### Material for this task:
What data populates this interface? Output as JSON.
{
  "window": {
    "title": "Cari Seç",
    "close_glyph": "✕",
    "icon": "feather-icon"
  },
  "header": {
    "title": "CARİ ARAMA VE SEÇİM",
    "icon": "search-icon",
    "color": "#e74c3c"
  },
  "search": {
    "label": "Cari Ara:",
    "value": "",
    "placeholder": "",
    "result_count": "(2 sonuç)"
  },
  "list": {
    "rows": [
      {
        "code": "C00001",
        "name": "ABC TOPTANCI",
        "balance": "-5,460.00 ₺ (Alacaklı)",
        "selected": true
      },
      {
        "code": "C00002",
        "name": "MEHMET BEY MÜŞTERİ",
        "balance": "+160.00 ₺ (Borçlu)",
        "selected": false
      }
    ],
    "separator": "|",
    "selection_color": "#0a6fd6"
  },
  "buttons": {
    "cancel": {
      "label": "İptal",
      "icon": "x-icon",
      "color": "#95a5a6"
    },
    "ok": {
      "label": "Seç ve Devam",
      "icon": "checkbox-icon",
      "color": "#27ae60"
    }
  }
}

### Objective:
Type out the whole listing above again, exactly as it stands.

### Finished answer:
What data populates this interface? Output as JSON.
{
  "window": {
    "title": "Cari Seç",
    "close_glyph": "✕",
    "icon": "feather-icon"
  },
  "header": {
    "title": "CARİ ARAMA VE SEÇİM",
    "icon": "search-icon",
    "color": "#e74c3c"
  },
  "search": {
    "label": "Cari Ara:",
    "value": "",
    "placeholder": "",
    "result_count": "(2 sonuç)"
  },
  "list": {
    "rows": [
      {
        "code": "C00001",
        "name": "ABC TOPTANCI",
        "balance": "-5,460.00 ₺ (Alacaklı)",
        "selected": true
      },
      {
        "code": "C00002",
        "name": "MEHMET BEY MÜŞTERİ",
        "balance": "+160.00 ₺ (Borçlu)",
        "selected": false
      }
    ],
    "separator": "|",
    "selection_color": "#0a6fd6"
  },
  "buttons": {
    "cancel": {
      "label": "İptal",
      "icon": "x-icon",
      "color": "#95a5a6"
    },
    "ok": {
      "label": "Seç ve Devam",
      "icon": "checkbox-icon",
      "color": "#27ae60"
    }
  }
}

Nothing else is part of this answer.